> [DATA FOR THIS EXERCISE]:
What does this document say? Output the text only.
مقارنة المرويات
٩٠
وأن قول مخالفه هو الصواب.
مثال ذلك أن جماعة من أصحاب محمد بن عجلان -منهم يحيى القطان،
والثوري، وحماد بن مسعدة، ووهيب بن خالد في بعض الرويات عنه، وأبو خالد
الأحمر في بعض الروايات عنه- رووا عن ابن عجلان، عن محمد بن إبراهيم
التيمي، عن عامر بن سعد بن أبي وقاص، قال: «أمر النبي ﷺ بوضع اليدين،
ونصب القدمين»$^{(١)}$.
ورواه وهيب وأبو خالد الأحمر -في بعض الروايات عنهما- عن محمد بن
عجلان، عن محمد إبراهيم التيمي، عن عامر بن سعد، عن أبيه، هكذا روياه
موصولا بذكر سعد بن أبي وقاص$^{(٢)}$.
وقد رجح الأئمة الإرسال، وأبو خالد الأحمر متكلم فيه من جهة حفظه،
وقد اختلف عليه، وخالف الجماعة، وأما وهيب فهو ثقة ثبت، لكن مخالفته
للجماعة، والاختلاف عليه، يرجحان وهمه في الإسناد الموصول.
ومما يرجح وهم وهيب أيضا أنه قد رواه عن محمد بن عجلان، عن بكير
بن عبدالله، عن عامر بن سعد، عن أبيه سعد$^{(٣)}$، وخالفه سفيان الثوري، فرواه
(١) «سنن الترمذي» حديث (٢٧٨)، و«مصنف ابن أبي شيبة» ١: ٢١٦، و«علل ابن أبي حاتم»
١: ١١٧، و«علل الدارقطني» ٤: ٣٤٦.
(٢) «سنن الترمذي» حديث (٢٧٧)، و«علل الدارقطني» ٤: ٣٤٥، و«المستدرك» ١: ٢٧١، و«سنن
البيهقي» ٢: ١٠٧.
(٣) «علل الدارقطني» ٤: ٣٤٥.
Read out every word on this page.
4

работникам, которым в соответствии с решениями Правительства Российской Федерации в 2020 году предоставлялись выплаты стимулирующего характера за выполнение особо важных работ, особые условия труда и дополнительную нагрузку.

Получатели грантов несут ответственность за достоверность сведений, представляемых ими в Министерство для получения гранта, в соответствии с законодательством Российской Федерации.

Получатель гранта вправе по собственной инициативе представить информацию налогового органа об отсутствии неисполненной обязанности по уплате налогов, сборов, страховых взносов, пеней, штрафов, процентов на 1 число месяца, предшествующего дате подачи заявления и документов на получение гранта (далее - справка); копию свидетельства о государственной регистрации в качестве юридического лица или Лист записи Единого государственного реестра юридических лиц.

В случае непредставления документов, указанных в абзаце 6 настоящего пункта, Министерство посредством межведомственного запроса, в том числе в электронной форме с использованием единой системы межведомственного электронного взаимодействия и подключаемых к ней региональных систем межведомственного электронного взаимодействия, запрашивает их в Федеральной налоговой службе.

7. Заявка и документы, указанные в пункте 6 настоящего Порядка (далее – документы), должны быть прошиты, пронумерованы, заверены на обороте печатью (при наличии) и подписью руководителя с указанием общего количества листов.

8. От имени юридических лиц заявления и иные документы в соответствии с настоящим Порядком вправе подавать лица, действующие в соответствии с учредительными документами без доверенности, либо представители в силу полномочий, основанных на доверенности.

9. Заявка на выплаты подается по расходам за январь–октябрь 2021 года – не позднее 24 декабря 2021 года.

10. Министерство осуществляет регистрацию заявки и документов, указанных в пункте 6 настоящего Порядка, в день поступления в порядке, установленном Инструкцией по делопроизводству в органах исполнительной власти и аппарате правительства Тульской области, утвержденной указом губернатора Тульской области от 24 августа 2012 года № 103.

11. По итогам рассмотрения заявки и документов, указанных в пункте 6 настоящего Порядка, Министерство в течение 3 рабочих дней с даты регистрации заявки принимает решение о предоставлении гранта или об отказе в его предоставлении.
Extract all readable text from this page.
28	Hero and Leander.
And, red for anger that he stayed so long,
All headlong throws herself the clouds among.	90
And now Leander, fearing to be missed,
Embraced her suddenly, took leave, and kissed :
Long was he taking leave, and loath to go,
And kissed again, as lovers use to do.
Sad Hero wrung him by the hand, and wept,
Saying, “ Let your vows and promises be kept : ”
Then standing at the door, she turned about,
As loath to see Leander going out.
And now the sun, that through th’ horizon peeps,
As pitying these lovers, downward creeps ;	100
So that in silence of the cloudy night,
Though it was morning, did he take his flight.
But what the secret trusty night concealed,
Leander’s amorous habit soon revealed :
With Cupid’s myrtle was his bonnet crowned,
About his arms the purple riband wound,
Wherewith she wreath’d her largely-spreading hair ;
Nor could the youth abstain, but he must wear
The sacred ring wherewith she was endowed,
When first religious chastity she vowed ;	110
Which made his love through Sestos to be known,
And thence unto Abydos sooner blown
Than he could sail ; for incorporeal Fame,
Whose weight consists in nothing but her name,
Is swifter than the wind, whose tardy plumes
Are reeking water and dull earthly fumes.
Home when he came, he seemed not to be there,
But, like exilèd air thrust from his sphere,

> [CHALLENGE]: Identify each line in the records above containing the word "Российской"; copy those lines.

> [TASK SOLUTION]:
работникам, которым в соответствии с решениями Правительства Российской Федерации в 2020 году предоставлялись выплаты стимулирующего характера за выполнение особо важных работ, особые условия труда и дополнительную нагрузку.
Получатели грантов несут ответственность за достоверность сведений, представляемых ими в Министерство для получения гранта, в соответствии с законодательством Российской Федерации.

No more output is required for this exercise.